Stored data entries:
- - - - -

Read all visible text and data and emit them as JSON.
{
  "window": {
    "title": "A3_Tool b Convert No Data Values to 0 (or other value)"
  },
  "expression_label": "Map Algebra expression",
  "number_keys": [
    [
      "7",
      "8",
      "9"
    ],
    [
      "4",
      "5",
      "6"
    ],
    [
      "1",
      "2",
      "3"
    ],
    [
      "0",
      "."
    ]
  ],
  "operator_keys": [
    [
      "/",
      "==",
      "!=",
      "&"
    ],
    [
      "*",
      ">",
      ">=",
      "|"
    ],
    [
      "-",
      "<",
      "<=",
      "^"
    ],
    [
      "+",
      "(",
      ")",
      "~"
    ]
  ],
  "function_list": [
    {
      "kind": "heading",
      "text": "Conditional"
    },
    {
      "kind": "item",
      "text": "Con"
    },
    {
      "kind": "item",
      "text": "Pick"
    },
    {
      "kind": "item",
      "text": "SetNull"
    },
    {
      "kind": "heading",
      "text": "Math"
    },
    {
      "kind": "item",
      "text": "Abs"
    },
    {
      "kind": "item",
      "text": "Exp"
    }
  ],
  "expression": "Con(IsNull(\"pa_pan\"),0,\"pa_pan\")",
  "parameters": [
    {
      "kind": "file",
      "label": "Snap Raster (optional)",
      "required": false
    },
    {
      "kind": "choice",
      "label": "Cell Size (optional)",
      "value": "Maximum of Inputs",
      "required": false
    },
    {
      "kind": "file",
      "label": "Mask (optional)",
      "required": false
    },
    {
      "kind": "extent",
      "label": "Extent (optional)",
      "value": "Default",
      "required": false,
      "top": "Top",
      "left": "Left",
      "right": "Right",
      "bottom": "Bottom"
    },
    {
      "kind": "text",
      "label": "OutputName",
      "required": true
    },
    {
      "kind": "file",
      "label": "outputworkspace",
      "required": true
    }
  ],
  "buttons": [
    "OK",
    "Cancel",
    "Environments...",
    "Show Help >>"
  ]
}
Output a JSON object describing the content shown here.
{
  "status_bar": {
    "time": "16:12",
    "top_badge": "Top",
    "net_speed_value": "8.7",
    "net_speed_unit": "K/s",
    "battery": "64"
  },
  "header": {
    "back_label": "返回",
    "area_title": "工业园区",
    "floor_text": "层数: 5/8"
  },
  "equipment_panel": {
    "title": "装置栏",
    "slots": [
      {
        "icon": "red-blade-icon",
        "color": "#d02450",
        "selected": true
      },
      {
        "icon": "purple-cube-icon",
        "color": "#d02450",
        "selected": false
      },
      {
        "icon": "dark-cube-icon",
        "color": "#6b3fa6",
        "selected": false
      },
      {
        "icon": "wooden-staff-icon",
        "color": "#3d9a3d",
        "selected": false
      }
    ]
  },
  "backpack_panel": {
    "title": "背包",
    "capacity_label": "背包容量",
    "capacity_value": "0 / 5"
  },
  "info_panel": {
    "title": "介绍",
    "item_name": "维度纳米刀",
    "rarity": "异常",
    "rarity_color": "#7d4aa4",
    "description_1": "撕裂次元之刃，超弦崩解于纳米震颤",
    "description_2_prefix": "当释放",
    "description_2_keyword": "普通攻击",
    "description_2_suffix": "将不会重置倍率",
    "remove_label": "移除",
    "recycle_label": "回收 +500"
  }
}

- - - - -

Task objective: All lines from the line containing "Output a JSON" through the end of the listing above are to be duplicated exactly; include both ends and nothing further.

Response for this exercise:
Output a JSON object describing the content shown here.
{
  "status_bar": {
    "time": "16:12",
    "top_badge": "Top",
    "net_speed_value": "8.7",
    "net_speed_unit": "K/s",
    "battery": "64"
  },
  "header": {
    "back_label": "返回",
    "area_title": "工业园区",
    "floor_text": "层数: 5/8"
  },
  "equipment_panel": {
    "title": "装置栏",
    "slots": [
      {
        "icon": "red-blade-icon",
        "color": "#d02450",
        "selected": true
      },
      {
        "icon": "purple-cube-icon",
        "color": "#d02450",
        "selected": false
      },
      {
        "icon": "dark-cube-icon",
        "color": "#6b3fa6",
        "selected": false
      },
      {
        "icon": "wooden-staff-icon",
        "color": "#3d9a3d",
        "selected": false
      }
    ]
  },
  "backpack_panel": {
    "title": "背包",
    "capacity_label": "背包容量",
    "capacity_value": "0 / 5"
  },
  "info_panel": {
    "title": "介绍",
    "item_name": "维度纳米刀",
    "rarity": "异常",
    "rarity_color": "#7d4aa4",
    "description_1": "撕裂次元之刃，超弦崩解于纳米震颤",
    "description_2_prefix": "当释放",
    "description_2_keyword": "普通攻击",
    "description_2_suffix": "将不会重置倍率",
    "remove_label": "移除",
    "recycle_label": "回收 +500"
  }
}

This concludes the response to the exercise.